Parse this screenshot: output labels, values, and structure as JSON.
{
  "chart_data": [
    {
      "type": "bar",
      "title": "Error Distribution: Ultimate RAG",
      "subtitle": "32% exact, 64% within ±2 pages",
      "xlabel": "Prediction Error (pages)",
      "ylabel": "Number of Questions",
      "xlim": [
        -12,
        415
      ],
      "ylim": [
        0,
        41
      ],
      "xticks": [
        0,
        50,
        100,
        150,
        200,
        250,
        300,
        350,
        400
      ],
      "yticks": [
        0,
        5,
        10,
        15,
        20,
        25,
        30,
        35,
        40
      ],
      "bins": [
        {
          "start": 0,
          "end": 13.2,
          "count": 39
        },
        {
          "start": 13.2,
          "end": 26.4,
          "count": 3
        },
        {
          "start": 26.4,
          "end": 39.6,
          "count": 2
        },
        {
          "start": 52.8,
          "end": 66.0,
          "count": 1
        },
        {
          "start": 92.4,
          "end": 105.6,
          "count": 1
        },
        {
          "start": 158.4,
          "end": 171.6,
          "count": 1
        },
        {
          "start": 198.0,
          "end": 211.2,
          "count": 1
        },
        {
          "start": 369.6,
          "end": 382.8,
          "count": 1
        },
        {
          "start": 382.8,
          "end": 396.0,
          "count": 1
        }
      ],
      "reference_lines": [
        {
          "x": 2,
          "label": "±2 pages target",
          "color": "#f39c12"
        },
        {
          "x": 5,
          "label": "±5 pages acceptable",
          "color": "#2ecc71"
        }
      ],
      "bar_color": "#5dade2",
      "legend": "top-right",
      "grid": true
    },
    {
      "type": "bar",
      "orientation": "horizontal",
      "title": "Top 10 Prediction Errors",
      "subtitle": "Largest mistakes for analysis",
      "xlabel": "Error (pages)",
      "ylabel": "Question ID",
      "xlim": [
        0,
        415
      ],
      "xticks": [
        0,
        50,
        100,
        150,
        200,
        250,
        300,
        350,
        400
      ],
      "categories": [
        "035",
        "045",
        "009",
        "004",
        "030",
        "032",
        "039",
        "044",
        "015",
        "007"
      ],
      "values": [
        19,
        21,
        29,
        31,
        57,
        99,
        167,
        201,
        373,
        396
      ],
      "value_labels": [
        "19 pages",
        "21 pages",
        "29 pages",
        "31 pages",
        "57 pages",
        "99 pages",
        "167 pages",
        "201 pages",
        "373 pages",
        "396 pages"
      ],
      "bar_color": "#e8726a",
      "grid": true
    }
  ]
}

§ §

#### [Goal]
Return all lines of the material above in which the word "subtitle" occurs.

#### [Result for this exercise]
      "subtitle": "32% exact, 64% within ±2 pages",
      "subtitle": "Largest mistakes for analysis",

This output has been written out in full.